EXERCISE DETAILS. Determine which lines contain the word "Downloaded", then copy those lines.

------------------------------------------------------------

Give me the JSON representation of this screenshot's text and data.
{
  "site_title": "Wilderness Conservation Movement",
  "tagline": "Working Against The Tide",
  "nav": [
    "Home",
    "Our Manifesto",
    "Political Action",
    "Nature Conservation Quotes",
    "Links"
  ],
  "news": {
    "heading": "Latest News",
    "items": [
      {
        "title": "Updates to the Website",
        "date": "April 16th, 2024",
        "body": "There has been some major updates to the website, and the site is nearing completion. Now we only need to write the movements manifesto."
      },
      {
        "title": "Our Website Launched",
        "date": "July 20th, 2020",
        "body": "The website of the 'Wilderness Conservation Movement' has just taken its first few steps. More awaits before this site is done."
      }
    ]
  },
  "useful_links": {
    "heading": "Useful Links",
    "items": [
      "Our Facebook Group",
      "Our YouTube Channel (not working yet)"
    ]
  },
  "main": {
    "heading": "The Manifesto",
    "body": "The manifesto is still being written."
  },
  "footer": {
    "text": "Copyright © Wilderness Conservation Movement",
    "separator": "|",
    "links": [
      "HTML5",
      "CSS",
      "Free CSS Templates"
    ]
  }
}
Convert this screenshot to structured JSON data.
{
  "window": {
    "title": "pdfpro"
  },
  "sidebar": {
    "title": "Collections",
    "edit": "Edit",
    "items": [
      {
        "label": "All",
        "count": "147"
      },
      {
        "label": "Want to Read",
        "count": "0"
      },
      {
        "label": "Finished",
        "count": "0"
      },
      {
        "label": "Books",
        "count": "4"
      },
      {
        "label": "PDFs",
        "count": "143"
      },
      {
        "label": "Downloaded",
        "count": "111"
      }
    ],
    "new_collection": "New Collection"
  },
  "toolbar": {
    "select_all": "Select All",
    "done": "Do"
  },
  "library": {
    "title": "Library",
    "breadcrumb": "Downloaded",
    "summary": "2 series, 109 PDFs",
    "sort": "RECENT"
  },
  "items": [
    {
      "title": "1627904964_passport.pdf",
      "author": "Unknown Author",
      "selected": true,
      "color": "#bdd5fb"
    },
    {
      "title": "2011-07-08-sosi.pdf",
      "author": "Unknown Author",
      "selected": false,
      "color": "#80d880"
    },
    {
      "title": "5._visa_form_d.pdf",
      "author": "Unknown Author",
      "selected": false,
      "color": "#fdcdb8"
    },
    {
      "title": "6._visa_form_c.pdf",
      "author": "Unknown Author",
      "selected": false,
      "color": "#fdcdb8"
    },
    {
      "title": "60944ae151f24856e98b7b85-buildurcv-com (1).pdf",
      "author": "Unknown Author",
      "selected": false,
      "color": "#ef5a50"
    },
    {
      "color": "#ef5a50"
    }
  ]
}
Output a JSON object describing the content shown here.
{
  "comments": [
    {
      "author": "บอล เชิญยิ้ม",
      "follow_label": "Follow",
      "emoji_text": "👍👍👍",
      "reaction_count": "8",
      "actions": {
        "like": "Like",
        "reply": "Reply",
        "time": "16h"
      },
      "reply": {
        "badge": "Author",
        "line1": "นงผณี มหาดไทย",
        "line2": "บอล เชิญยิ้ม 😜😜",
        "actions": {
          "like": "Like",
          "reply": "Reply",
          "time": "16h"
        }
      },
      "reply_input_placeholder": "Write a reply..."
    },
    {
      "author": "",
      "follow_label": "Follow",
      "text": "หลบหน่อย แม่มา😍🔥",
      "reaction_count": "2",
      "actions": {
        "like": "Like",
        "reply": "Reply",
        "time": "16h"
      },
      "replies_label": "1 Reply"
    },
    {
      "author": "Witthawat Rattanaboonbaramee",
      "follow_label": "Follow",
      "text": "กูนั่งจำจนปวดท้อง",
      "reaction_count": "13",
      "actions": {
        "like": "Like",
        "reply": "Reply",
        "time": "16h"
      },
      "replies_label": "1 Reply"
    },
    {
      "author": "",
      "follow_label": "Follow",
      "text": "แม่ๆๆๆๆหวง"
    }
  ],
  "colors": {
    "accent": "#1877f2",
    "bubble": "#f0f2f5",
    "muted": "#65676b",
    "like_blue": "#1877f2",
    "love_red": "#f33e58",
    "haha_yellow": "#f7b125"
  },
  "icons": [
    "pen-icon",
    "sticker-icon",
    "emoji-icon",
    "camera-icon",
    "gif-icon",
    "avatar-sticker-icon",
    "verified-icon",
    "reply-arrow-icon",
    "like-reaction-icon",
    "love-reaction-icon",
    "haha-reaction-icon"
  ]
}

------------------------------------------------------------

ANSWER IN FULL.
        "label": "Downloaded",
    "breadcrumb": "Downloaded",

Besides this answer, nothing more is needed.